### GIVEN DATA

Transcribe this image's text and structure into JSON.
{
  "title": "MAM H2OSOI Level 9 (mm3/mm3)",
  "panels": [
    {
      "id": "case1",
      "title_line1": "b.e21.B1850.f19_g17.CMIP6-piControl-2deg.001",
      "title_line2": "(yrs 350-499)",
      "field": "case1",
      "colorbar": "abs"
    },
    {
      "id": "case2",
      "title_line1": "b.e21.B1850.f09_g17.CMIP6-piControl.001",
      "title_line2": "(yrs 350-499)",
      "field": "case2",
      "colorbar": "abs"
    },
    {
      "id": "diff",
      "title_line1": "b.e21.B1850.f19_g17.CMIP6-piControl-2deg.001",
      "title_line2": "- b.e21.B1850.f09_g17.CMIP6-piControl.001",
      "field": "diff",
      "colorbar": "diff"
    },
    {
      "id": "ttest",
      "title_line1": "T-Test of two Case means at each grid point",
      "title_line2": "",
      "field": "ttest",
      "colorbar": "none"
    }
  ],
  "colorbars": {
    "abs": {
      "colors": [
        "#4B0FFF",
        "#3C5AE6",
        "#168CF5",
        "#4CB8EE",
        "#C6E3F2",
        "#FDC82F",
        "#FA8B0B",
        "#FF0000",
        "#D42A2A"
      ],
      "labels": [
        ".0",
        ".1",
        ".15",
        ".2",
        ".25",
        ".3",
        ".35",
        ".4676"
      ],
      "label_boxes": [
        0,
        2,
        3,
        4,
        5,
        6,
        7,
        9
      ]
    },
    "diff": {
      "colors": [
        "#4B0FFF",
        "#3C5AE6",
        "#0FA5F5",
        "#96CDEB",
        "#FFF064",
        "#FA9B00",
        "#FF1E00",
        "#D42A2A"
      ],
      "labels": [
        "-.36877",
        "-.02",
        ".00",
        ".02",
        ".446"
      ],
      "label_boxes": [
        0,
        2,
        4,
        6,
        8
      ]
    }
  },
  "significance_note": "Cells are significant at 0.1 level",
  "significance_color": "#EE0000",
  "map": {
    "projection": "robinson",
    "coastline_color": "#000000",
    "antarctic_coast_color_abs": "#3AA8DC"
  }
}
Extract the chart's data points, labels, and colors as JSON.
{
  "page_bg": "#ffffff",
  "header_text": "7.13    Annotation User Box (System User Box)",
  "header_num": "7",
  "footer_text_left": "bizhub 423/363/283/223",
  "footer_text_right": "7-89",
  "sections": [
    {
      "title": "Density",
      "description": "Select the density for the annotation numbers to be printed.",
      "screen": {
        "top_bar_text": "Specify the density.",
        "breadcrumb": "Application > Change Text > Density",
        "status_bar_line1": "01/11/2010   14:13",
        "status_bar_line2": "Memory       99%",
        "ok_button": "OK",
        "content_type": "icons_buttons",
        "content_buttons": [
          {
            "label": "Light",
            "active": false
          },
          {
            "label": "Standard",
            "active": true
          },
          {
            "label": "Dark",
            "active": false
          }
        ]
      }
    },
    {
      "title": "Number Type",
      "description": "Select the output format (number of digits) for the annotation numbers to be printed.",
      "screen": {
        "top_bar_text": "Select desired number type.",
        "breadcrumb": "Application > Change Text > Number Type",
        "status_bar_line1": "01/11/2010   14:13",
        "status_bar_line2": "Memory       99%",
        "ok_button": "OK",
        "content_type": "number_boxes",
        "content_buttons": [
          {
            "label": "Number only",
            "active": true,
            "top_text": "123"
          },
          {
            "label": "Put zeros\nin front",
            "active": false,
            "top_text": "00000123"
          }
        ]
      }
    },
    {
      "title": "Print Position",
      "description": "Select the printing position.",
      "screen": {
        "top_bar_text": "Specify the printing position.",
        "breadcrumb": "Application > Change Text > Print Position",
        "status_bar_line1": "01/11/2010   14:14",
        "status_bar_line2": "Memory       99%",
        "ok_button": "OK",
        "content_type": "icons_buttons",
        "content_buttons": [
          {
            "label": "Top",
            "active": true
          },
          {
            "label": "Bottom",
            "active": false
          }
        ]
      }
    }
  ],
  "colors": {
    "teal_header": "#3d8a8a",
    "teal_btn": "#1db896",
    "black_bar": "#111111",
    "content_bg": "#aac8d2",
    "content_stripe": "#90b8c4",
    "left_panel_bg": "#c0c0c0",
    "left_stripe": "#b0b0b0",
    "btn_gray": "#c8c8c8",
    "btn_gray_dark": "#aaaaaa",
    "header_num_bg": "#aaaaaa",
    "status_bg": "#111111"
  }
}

### TASK DETAILS
Write out every line from the entries where "Change" appears.

### SOLUTION FOR THIS TASK
        "breadcrumb": "Application > Change Text > Density",
        "breadcrumb": "Application > Change Text > Number Type",
        "breadcrumb": "Application > Change Text > Print Position",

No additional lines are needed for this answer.